#### The task:
Write out each line in which the string "ylabel" is present.

Figure collection entries:
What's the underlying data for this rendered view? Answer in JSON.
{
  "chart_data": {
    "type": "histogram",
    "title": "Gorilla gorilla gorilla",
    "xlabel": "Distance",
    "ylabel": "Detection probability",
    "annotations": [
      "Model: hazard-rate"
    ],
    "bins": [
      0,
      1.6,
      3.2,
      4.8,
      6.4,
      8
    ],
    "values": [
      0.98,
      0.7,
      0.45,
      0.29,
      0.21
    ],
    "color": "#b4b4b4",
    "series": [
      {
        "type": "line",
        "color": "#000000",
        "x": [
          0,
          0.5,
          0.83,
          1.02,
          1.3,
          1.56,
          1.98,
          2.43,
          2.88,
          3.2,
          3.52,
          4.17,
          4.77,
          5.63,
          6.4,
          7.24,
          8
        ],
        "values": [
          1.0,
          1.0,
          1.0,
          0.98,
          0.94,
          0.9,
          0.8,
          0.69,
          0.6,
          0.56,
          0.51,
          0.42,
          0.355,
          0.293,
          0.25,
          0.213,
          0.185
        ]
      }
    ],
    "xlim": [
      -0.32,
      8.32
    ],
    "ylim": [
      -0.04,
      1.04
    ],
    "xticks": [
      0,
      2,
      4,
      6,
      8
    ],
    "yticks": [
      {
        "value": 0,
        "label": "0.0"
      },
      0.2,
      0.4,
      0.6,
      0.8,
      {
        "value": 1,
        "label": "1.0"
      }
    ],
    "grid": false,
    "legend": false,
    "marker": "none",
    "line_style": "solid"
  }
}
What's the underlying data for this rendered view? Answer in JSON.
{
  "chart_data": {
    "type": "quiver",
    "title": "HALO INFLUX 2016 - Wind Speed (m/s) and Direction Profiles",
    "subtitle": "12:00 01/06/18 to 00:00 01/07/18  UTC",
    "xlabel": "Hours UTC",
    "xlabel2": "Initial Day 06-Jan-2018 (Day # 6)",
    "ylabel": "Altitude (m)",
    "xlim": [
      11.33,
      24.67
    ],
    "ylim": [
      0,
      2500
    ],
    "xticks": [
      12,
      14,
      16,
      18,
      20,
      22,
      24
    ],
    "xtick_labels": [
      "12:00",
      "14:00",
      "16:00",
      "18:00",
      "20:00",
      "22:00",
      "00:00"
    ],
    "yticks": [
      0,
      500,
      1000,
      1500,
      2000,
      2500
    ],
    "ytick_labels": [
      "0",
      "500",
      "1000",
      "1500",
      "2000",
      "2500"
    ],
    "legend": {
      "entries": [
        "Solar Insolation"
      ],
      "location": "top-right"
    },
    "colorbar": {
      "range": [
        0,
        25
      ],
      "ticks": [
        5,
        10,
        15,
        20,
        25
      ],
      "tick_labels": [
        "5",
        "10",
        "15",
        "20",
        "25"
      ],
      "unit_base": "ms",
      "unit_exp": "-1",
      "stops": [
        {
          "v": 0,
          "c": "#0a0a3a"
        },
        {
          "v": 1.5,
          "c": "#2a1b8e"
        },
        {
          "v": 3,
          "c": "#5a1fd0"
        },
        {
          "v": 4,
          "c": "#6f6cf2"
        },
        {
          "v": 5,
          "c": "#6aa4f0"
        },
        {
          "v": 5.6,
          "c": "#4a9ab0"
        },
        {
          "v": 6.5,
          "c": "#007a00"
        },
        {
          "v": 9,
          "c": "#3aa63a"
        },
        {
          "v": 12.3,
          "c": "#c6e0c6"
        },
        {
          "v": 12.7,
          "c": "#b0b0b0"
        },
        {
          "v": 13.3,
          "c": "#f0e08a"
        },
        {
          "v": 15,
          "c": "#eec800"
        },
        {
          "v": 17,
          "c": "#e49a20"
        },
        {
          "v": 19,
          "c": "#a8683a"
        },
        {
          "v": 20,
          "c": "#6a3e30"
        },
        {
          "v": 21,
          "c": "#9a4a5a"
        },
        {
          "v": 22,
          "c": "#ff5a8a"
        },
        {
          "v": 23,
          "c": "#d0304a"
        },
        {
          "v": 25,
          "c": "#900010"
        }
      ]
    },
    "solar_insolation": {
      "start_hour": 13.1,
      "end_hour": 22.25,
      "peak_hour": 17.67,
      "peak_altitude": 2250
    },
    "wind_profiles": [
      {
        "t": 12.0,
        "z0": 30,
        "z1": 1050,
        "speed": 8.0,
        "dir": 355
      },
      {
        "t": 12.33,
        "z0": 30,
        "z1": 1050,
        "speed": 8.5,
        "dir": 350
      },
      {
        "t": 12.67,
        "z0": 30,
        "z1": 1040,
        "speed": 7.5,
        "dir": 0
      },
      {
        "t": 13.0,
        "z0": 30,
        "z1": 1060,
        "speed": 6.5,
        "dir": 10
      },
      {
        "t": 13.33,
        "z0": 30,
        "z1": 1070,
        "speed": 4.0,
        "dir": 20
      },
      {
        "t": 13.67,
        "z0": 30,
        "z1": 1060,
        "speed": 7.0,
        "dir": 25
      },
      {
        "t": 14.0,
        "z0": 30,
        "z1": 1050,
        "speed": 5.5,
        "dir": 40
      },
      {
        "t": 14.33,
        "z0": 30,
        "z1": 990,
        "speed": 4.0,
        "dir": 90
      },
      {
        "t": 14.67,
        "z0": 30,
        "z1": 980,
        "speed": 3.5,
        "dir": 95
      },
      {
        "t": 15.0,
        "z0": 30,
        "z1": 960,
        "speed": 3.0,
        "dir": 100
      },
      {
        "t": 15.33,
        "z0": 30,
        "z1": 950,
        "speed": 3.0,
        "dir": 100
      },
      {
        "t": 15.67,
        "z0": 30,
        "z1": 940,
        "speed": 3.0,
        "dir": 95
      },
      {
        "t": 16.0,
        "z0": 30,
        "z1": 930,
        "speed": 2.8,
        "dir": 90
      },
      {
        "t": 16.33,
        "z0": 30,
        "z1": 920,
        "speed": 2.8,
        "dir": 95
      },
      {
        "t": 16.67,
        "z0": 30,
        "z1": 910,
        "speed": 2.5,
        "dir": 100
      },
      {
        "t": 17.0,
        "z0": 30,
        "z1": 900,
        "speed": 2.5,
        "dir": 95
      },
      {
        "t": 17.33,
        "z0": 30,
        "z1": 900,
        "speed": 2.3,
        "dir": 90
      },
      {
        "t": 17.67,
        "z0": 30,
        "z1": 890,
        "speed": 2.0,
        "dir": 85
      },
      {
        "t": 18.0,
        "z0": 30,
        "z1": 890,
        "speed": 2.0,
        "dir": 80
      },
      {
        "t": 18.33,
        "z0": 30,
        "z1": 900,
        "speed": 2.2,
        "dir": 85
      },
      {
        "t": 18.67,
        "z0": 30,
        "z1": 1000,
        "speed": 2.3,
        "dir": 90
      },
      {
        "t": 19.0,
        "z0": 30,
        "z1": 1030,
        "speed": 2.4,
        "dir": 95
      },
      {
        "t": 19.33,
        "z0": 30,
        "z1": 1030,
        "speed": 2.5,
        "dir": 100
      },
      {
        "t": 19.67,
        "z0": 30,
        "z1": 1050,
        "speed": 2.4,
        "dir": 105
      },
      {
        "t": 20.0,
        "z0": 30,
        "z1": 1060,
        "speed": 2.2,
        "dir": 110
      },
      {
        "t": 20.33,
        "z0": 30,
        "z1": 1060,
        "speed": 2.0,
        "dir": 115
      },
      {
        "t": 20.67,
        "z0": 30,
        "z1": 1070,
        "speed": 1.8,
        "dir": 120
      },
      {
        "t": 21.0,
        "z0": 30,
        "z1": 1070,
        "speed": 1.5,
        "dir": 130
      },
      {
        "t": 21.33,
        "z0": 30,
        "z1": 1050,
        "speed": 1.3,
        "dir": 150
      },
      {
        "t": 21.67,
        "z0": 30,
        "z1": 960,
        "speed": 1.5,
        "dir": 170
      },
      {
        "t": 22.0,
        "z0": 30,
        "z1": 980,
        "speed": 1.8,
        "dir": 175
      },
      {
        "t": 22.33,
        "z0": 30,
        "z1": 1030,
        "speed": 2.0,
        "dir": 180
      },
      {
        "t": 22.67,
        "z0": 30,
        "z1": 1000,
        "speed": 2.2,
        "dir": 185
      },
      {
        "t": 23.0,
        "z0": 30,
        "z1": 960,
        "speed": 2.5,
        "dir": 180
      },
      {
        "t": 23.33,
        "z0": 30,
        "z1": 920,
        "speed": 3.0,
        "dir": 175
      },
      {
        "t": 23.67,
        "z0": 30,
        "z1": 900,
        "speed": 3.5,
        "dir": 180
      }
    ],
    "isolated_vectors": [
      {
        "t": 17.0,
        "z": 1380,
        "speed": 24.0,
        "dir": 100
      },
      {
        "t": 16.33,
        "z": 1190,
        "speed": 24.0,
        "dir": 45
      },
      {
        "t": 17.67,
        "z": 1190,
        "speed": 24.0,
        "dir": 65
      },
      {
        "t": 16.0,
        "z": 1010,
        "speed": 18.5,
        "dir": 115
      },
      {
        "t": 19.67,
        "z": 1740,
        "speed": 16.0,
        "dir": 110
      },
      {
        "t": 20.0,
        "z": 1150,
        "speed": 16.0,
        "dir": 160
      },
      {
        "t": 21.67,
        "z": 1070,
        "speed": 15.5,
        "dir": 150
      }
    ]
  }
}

#### Completed task:
    "ylabel": "Detection probability",
    "ylabel": "Altitude (m)",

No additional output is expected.